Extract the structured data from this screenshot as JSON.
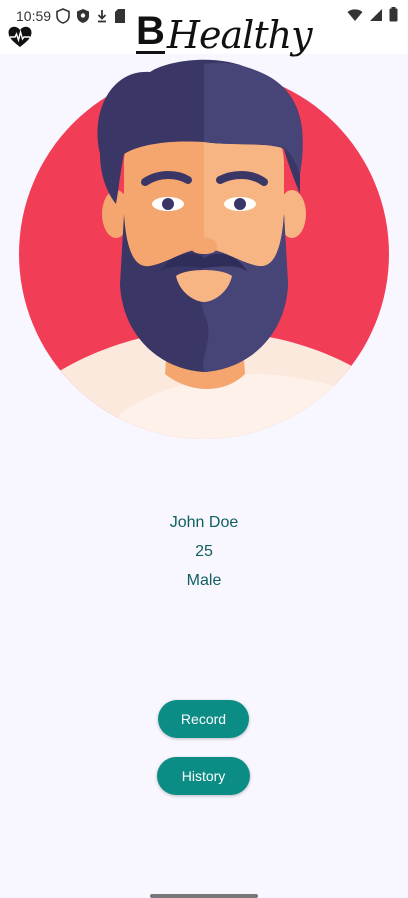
{
  "status_bar": {
    "time": "10:59",
    "left_icons": [
      "shield-outline-icon",
      "shield-filled-icon",
      "download-icon",
      "sim-card-icon"
    ],
    "right_icons": [
      "wifi-icon",
      "signal-icon",
      "battery-icon"
    ]
  },
  "app_bar": {
    "logo_icon": "heart-pulse-icon",
    "brand_b": "B",
    "brand_text": "Healthy"
  },
  "profile": {
    "avatar": "bearded-man-avatar",
    "avatar_bg_color": "#f23d56",
    "name": "John Doe",
    "age": "25",
    "gender": "Male"
  },
  "actions": {
    "record_label": "Record",
    "history_label": "History",
    "button_color": "#0b8c84"
  }
}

++++++++++++++++++++

→ Problem to solve
Write out the listing above exactly as it stands, pictures excluded.

→ Written answer
Extract the structured data from this screenshot as JSON.
{
  "status_bar": {
    "time": "10:59",
    "left_icons": [
      "shield-outline-icon",
      "shield-filled-icon",
      "download-icon",
      "sim-card-icon"
    ],
    "right_icons": [
      "wifi-icon",
      "signal-icon",
      "battery-icon"
    ]
  },
  "app_bar": {
    "logo_icon": "heart-pulse-icon",
    "brand_b": "B",
    "brand_text": "Healthy"
  },
  "profile": {
    "avatar": "bearded-man-avatar",
    "avatar_bg_color": "#f23d56",
    "name": "John Doe",
    "age": "25",
    "gender": "Male"
  },
  "actions": {
    "record_label": "Record",
    "history_label": "History",
    "button_color": "#0b8c84"
  }
}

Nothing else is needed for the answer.